[Dataset entries]
┄┄┄┄┄┄┄┄┄┄

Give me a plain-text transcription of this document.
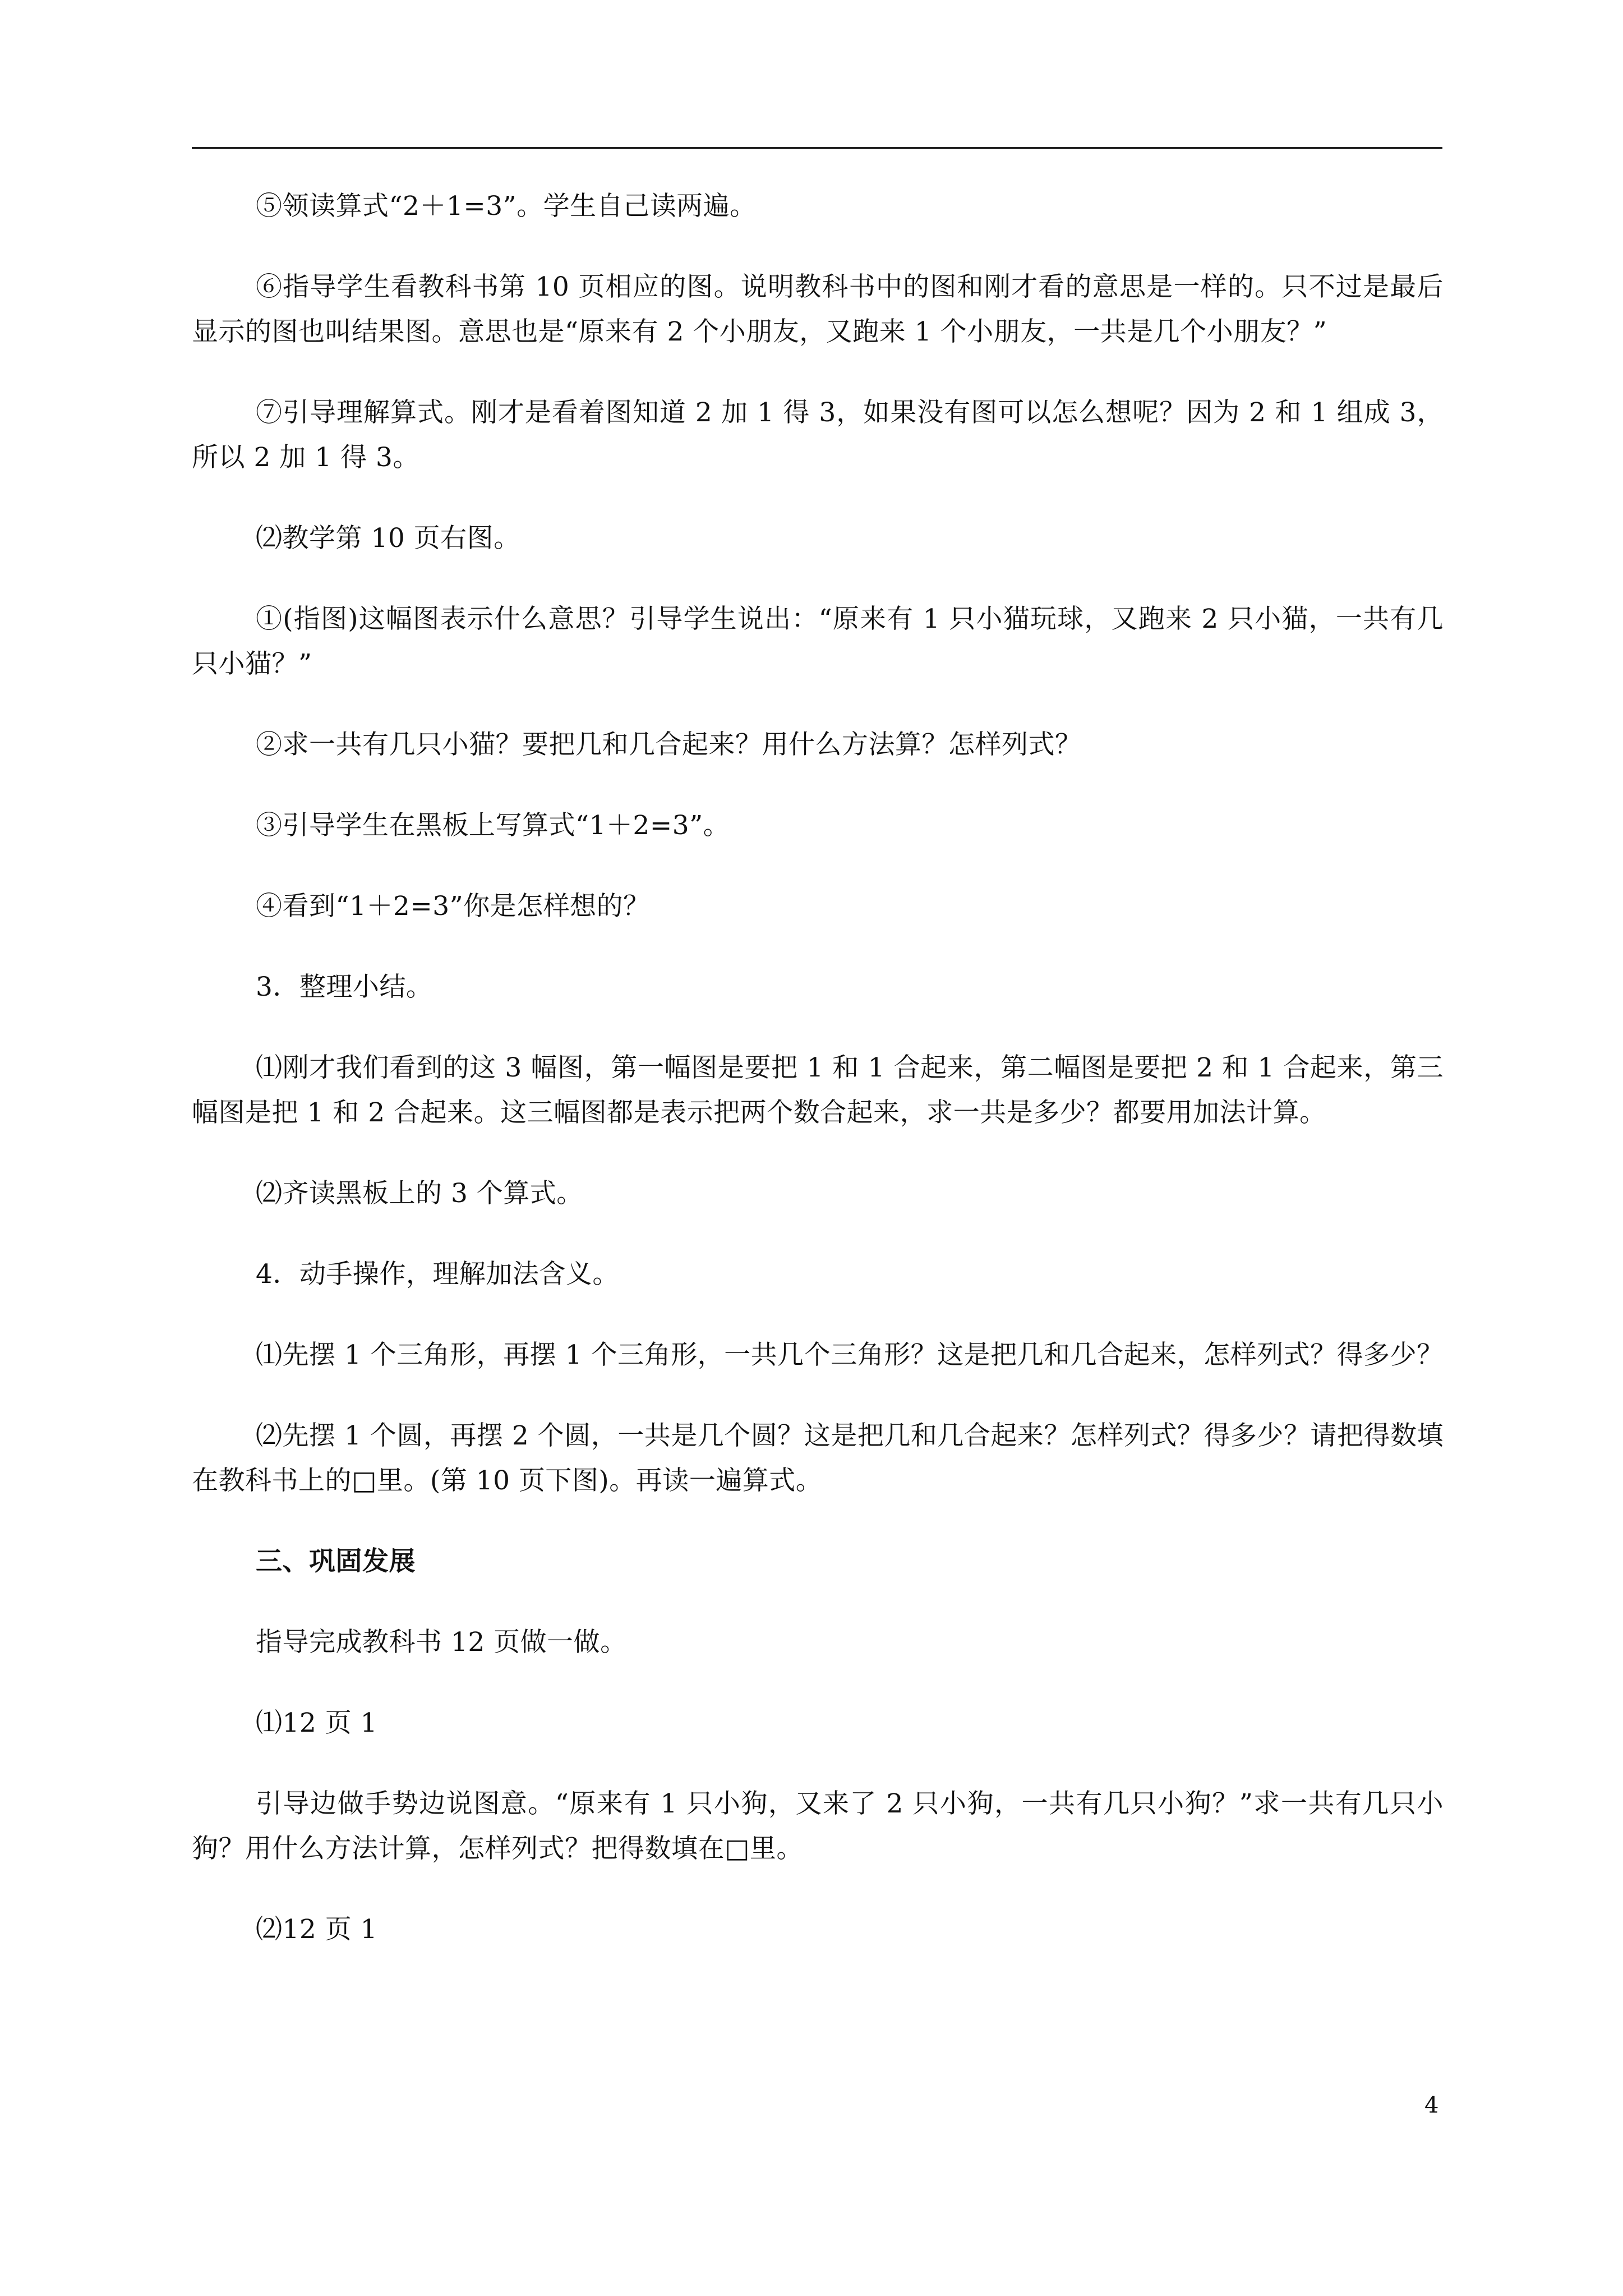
⑤领读算式“2＋1=3”。学生自己读两遍。

⑥指导学生看教科书第 10 页相应的图。说明教科书中的图和刚才看的意思是一样的。只不过是最后显示的图也叫结果图。意思也是“原来有 2 个小朋友，又跑来 1 个小朋友，一共是几个小朋友？”

⑦引导理解算式。刚才是看着图知道 2 加 1 得 3，如果没有图可以怎么想呢？因为 2 和 1 组成 3，所以 2 加 1 得 3。

⑵教学第 10 页右图。

①(指图)这幅图表示什么意思？引导学生说出：“原来有 1 只小猫玩球，又跑来 2 只小猫，一共有几只小猫？”

②求一共有几只小猫？要把几和几合起来？用什么方法算？怎样列式？

③引导学生在黑板上写算式“1＋2=3”。

④看到“1＋2=3”你是怎样想的？

3．整理小结。

⑴刚才我们看到的这 3 幅图，第一幅图是要把 1 和 1 合起来，第二幅图是要把 2 和 1 合起来，第三幅图是把 1 和 2 合起来。这三幅图都是表示把两个数合起来，求一共是多少？都要用加法计算。

⑵齐读黑板上的 3 个算式。

4．动手操作，理解加法含义。

⑴先摆 1 个三角形，再摆 1 个三角形，一共几个三角形？这是把几和几合起来，怎样列式？得多少？

⑵先摆 1 个圆，再摆 2 个圆，一共是几个圆？这是把几和几合起来？怎样列式？得多少？请把得数填在教科书上的□里。(第 10 页下图)。再读一遍算式。

三、巩固发展

指导完成教科书 12 页做一做。

⑴12 页 1

引导边做手势边说图意。“原来有 1 只小狗，又来了 2 只小狗，一共有几只小狗？”求一共有几只小狗？用什么方法计算，怎样列式？把得数填在□里。

⑵12 页 1

4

┄┄┄┄┄┄┄┄┄┄

What you need to do => Images should not appear in the copy; retype the listing above exactly.

Solution to this problem =>
Give me a plain-text transcription of this document.
⑤领读算式“2＋1=3”。学生自己读两遍。

⑥指导学生看教科书第 10 页相应的图。说明教科书中的图和刚才看的意思是一样的。只不过是最后显示的图也叫结果图。意思也是“原来有 2 个小朋友，又跑来 1 个小朋友，一共是几个小朋友？”

⑦引导理解算式。刚才是看着图知道 2 加 1 得 3，如果没有图可以怎么想呢？因为 2 和 1 组成 3，所以 2 加 1 得 3。

⑵教学第 10 页右图。

①(指图)这幅图表示什么意思？引导学生说出：“原来有 1 只小猫玩球，又跑来 2 只小猫，一共有几只小猫？”

②求一共有几只小猫？要把几和几合起来？用什么方法算？怎样列式？

③引导学生在黑板上写算式“1＋2=3”。

④看到“1＋2=3”你是怎样想的？

3．整理小结。

⑴刚才我们看到的这 3 幅图，第一幅图是要把 1 和 1 合起来，第二幅图是要把 2 和 1 合起来，第三幅图是把 1 和 2 合起来。这三幅图都是表示把两个数合起来，求一共是多少？都要用加法计算。

⑵齐读黑板上的 3 个算式。

4．动手操作，理解加法含义。

⑴先摆 1 个三角形，再摆 1 个三角形，一共几个三角形？这是把几和几合起来，怎样列式？得多少？

⑵先摆 1 个圆，再摆 2 个圆，一共是几个圆？这是把几和几合起来？怎样列式？得多少？请把得数填在教科书上的□里。(第 10 页下图)。再读一遍算式。

三、巩固发展

指导完成教科书 12 页做一做。

⑴12 页 1

引导边做手势边说图意。“原来有 1 只小狗，又来了 2 只小狗，一共有几只小狗？”求一共有几只小狗？用什么方法计算，怎样列式？把得数填在□里。

⑵12 页 1

4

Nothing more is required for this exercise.